↓
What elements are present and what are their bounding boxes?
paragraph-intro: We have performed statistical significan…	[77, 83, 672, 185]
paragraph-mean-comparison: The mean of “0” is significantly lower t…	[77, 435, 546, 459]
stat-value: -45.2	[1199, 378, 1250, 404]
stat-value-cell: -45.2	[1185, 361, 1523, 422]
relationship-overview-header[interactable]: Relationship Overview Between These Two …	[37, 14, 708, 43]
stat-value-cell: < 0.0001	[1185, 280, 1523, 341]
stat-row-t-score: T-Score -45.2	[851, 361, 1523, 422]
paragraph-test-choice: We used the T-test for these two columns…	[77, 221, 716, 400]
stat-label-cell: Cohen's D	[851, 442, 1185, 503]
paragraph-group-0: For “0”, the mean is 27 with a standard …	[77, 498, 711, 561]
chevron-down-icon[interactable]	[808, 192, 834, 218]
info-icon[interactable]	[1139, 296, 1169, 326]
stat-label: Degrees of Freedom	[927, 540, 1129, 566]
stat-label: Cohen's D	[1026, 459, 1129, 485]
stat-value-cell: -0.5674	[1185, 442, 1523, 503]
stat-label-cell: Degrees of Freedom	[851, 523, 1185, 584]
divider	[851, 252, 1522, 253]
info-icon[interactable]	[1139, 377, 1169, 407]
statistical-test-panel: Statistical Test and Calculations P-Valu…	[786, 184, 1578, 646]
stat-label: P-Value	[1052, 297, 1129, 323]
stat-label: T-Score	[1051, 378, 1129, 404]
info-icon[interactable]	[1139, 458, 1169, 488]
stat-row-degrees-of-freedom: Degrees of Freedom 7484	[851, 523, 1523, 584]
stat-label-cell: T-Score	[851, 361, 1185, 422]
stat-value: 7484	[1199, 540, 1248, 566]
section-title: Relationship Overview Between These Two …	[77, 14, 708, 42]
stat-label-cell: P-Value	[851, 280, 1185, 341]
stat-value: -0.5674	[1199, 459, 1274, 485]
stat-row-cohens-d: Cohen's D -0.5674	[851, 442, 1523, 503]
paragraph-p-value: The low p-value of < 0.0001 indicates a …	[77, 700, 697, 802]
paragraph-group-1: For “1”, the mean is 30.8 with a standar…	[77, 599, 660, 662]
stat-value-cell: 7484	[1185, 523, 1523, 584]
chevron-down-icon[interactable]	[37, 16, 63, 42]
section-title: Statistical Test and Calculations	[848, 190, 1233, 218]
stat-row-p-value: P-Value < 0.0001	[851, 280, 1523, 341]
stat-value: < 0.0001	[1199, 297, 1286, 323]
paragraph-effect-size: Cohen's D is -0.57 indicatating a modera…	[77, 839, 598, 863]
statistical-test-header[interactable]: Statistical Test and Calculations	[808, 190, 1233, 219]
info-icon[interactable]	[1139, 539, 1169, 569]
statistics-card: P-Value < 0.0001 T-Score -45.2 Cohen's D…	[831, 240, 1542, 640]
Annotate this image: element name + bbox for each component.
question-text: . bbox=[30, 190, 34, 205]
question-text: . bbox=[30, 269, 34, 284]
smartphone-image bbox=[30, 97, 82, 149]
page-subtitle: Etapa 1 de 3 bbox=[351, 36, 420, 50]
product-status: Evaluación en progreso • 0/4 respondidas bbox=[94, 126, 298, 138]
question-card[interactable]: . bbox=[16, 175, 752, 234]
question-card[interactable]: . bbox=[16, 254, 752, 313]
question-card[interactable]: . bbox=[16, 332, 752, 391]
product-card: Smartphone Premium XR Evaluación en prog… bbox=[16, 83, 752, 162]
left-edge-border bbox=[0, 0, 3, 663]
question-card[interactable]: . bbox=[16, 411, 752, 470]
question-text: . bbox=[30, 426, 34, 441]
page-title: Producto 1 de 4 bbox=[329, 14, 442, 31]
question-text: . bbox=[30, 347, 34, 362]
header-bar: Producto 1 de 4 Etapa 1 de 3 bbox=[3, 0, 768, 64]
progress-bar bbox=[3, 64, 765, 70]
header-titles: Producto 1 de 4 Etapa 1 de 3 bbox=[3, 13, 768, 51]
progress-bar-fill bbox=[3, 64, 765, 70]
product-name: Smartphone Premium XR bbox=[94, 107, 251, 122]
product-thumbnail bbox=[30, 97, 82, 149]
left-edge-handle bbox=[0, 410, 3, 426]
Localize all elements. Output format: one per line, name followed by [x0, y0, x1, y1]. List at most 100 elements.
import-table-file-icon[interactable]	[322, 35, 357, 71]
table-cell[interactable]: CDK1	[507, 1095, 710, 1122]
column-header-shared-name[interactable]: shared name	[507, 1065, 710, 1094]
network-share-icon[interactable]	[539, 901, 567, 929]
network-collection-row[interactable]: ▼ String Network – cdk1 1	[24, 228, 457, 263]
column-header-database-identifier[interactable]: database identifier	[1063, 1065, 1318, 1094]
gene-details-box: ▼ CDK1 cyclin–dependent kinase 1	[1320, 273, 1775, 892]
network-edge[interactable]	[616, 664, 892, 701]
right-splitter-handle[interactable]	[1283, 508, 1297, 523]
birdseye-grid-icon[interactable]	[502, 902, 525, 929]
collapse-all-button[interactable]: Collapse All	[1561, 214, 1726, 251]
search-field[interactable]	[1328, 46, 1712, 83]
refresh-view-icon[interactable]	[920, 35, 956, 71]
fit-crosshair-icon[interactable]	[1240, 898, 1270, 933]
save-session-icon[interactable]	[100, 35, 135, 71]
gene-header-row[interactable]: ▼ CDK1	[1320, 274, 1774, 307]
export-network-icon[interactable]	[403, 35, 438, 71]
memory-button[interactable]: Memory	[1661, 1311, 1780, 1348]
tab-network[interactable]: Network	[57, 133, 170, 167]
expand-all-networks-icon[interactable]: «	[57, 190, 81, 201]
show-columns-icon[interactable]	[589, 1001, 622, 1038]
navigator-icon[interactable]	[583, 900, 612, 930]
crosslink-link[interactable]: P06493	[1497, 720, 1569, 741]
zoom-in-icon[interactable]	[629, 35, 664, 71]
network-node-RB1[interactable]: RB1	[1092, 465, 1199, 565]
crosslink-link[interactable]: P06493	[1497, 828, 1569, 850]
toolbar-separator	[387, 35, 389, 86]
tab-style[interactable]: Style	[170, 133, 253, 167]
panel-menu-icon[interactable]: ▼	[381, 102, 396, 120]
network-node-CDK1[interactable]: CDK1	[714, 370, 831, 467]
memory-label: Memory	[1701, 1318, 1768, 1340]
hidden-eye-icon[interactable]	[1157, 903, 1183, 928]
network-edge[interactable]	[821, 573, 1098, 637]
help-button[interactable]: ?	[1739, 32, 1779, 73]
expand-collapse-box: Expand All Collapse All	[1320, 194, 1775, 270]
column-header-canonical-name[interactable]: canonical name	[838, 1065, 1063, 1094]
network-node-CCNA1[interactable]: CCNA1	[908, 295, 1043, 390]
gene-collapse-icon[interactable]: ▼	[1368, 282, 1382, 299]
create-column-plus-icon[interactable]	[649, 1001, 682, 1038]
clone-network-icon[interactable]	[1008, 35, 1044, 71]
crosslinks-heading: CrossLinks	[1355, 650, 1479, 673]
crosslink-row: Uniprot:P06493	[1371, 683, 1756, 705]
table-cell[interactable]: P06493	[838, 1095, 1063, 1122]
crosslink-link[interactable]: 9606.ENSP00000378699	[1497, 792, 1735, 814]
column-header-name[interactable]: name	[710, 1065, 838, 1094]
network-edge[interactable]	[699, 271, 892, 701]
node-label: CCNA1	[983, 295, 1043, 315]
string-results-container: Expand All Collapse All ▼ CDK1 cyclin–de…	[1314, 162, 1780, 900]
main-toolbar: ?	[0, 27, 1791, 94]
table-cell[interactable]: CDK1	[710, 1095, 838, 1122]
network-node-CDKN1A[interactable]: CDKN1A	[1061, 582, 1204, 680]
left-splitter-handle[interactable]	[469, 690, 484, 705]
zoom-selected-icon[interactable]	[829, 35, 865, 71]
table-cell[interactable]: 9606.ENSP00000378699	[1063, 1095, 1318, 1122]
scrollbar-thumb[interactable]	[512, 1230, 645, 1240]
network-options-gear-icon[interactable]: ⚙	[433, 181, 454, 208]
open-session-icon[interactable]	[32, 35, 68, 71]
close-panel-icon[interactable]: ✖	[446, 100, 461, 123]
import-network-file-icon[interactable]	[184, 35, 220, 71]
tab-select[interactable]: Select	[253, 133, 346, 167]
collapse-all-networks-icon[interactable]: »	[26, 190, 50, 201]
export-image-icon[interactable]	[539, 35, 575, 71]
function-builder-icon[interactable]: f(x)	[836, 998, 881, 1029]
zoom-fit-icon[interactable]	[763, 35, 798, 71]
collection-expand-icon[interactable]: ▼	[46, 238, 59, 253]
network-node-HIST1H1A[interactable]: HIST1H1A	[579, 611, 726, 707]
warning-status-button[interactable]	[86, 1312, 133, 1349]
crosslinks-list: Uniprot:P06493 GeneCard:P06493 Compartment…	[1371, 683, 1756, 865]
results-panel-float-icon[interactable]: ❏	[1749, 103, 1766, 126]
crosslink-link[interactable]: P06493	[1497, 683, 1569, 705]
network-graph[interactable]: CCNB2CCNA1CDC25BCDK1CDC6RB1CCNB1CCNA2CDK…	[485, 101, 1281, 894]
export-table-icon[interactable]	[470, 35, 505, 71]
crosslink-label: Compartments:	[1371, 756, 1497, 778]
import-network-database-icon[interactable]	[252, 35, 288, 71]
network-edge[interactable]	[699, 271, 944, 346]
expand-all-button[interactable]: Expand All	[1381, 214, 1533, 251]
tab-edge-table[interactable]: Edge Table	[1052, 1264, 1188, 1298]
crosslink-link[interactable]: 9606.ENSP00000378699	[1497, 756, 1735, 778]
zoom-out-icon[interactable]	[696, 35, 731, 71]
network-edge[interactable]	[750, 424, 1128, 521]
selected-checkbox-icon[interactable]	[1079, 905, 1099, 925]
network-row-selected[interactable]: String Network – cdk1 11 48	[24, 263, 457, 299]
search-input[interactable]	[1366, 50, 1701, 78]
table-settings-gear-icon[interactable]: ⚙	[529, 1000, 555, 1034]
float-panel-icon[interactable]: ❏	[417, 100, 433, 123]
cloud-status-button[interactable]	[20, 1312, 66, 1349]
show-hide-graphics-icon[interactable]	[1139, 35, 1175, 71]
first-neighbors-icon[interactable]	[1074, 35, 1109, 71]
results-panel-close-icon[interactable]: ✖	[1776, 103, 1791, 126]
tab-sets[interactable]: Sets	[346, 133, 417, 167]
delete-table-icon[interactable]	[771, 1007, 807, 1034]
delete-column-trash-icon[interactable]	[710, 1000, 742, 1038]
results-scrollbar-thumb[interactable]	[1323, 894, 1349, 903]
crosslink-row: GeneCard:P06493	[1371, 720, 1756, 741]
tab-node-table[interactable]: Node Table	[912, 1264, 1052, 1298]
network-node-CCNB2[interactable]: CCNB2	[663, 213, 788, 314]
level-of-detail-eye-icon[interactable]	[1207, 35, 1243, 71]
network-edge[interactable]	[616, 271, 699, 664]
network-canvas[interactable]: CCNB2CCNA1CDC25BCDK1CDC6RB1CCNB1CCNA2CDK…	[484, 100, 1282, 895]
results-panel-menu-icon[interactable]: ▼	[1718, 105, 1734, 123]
↑
*YOUR TASK*. Turn the stretch of the items above, from the start through the line containing "378, 1250, 404]", into a numbered list, leaving out any blank lines.

*COMPLETE RESPONSE*.
1. What elements are present and what are their bounding boxes?
2. paragraph-intro: We have performed statistical significan…	[77, 83, 672, 185]
3. paragraph-mean-comparison: The mean of “0” is significantly lower t…	[77, 435, 546, 459]
4. stat-value: -45.2	[1199, 378, 1250, 404]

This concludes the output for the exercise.